Selected text
The round-2 commit introduced `note_capacity_rejected` /
`clear_capacity_rejected` for bootstrap drain accounting but only wired
the first one. `clear_capacity_rejected` was defined as the retirement
path in the doc comment yet had zero callers. The counter was
monotonically increasing, so after the first `pending_verify` capacity
rejection during bootstrap the drain check returned `false` forever —
the node never transitioned out of `is_bootstrapping`.

Fix: track outstanding rejections per `PeerId` (not as a single
counter) so each source's contribution to "not yet drained" is
retired independently. `note_capacity_rejected` adds the source to a
`HashSet<PeerId>`; `clear_capacity_rejected(source)` removes it. The
three production `admit_and_queue_hints` call sites now branch
explicitly: a cycle with `capacity_rejected_count > 0` notes the
source, while a clean cycle from the same source clears it.

This matches the per-source granularity codex recommended (treating
one source's clean cycle as evidence for THAT source's hints, not
others'), so a node bootstrapping from multiple peers can't have one
peer's clean cycle wrongly retire another peer's outstanding work.

Two new tests in `bootstrap::tests` pin the behaviour:
  capacity_rejected_clears_on_clean_cycle  — round-3 regression guard
  capacity_rejected_is_per_source          — per-source granularity

481 lib tests pass; 211 replication tests; 6 D1 PoC; cfd clean.
---
 src/replication/bootstrap.rs | 123 ++++++++++++++++++++++++++---------
 src/replication/mod.rs       |  38 +++++------
 src/replication/types.rs     |  23 +++----
 3 files changed, 123 insertions(+), 61 deletions(-)

diff --git a/src/replication/bootstrap.rs b/src/replication/bootstrap.rs
index 07af86a0..a4ea7026 100644
--- a/src/replication/bootstrap.rs
+++ b/src/replication/bootstrap.rs
@@ -123,14 +123,14 @@ pub async fn check_bootstrap_drained(
     }
 
     // Hints capacity-rejected at the pending_verify bounds during bootstrap
-    // must be re-delivered by the source before drain can be claimed;
-    // otherwise we'd silently mark ourselves complete with outstanding work
-    // the source still owes us (codex round-2 BLOCKER).
-    if state.capacity_rejected_outstanding > 0 {
-        debug!(
-            "Bootstrap NOT drained: {} hints capacity-rejected and awaiting re-admission",
-            state.capacity_rejected_outstanding
-        );
+    // must be re-delivered by the originating source before drain can be
+    // claimed; otherwise we'd silently mark ourselves complete with
+    // outstanding work the source still owes us (codex round-2 BLOCKER).
+    // The set retires per-source as each source's next admission cycle
+    // completes with zero rejections — see `clear_capacity_rejected`.
+    if !state.capacity_rejected_sources.is_empty() {
+        let n = state.capacity_rejected_sources.len();
+        debug!("Bootstrap NOT drained: {n} source(s) have outstanding capacity-rejected hints");
         return false;
     }
 
@@ -143,31 +143,44 @@ pub async fn check_bootstrap_drained(
     }
 }
 
-/// Record `n` capacity-rejected bootstrap hints.

What to work on
a) Please print the commit text from "Two new tests" up to and including "insertions(+), 61 deletions(-)".
b) Decide whether each statement agrees with the commit text, answering yes or no and quoting the words that settle it: (i) Before the fix, `clear_capacity_rejected` had no callers. (ii) The fix tracks outstanding rejections as a single counter. (iii) The commit adds three new tests in `bootstrap::tests`.

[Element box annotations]

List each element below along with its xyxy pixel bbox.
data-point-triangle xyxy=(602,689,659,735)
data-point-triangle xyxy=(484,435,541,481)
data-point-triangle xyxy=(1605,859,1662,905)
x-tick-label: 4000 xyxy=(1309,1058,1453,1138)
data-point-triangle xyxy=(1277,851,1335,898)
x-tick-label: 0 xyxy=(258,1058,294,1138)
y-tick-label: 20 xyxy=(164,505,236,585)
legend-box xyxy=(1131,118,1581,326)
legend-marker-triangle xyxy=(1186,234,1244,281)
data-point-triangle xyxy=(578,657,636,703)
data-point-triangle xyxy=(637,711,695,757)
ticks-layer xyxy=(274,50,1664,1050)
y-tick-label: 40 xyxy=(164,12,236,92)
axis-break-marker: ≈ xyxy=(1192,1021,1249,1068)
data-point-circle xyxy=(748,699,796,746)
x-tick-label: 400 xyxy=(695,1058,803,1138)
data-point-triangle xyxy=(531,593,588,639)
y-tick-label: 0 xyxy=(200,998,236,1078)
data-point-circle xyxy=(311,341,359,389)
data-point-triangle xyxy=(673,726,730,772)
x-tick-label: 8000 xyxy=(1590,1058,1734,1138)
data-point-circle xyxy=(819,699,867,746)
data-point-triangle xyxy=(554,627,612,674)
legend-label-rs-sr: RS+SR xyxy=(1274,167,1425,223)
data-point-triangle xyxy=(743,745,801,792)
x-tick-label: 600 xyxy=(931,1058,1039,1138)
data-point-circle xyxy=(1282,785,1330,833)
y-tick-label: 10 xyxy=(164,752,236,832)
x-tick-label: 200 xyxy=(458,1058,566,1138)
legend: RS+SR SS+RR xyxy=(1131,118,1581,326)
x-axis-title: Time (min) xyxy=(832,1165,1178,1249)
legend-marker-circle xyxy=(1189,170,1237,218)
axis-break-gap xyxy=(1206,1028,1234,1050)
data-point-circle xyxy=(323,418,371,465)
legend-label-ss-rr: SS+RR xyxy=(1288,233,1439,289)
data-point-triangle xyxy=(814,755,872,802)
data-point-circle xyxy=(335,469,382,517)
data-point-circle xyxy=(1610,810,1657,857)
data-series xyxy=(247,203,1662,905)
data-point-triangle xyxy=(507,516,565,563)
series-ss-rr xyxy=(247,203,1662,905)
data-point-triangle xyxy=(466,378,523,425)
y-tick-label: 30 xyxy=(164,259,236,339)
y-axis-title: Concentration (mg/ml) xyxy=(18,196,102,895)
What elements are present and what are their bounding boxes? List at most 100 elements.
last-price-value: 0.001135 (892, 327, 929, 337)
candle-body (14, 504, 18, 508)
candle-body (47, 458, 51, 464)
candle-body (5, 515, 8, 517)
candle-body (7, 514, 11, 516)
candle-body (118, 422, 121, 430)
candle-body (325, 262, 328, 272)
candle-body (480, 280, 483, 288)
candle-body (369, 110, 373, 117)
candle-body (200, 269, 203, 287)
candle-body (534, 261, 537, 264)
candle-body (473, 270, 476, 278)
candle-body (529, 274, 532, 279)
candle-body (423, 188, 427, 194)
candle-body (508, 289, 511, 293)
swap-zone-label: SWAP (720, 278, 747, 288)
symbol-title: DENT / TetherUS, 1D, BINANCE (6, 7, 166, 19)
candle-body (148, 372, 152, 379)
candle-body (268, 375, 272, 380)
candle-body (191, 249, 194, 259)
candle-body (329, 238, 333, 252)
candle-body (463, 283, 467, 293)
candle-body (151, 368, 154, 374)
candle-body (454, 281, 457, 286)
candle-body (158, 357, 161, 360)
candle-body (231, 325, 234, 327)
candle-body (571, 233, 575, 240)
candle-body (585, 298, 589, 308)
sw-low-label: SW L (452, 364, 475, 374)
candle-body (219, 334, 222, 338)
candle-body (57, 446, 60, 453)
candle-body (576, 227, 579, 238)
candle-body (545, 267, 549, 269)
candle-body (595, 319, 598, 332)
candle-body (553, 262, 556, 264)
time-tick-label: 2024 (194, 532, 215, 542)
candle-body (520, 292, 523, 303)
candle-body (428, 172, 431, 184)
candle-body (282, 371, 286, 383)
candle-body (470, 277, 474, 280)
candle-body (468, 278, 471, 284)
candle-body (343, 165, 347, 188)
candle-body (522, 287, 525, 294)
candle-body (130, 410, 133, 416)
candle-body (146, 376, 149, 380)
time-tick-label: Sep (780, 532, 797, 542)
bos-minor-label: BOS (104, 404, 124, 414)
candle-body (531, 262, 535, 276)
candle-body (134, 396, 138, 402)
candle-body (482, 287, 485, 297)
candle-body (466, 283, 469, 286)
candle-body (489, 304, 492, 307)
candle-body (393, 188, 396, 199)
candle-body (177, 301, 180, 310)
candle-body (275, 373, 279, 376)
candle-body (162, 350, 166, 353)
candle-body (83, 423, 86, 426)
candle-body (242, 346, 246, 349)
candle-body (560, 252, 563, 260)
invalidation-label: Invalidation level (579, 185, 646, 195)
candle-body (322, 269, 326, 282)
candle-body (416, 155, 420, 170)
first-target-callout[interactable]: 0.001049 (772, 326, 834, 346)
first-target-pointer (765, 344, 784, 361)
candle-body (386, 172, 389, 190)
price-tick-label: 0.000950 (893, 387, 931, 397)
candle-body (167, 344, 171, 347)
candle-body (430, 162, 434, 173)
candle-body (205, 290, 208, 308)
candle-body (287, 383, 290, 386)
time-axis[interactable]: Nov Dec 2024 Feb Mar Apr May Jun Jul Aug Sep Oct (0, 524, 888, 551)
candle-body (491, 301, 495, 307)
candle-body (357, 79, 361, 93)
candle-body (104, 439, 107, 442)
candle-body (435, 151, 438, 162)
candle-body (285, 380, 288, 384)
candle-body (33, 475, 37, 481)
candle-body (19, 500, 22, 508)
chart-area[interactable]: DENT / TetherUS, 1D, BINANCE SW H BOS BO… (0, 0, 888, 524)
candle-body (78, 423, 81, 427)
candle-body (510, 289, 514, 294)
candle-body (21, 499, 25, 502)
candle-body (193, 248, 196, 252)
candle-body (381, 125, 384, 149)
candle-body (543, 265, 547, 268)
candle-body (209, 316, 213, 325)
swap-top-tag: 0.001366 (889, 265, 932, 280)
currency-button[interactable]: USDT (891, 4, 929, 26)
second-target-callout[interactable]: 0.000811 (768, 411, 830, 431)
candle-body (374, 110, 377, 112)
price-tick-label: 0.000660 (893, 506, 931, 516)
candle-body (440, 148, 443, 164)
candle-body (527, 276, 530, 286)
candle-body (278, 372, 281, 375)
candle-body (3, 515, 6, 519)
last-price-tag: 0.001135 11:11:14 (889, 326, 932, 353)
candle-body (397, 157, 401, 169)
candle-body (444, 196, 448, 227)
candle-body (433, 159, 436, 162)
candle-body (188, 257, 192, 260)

Responses for each task
a)
Two new tests in `bootstrap::tests` pin the behaviour:
  capacity_rejected_clears_on_clean_cycle  — round-3 regression guard
  capacity_rejected_is_per_source          — per-source granularity

481 lib tests pass; 211 replication tests; 6 D1 PoC; cfd clean.
---
 src/replication/bootstrap.rs | 123 ++++++++++++++++++++++++++---------
 src/replication/mod.rs       |  38 +++++------
 src/replication/types.rs     |  23 +++----
 3 files changed, 123 insertions(+), 61 deletions(-)

b)
(i) Yes: "yet had zero callers."
(ii) No: "track outstanding rejections per `PeerId` (not as a single counter)"
(iii) No: "Two new tests in `bootstrap::tests` pin the behaviour"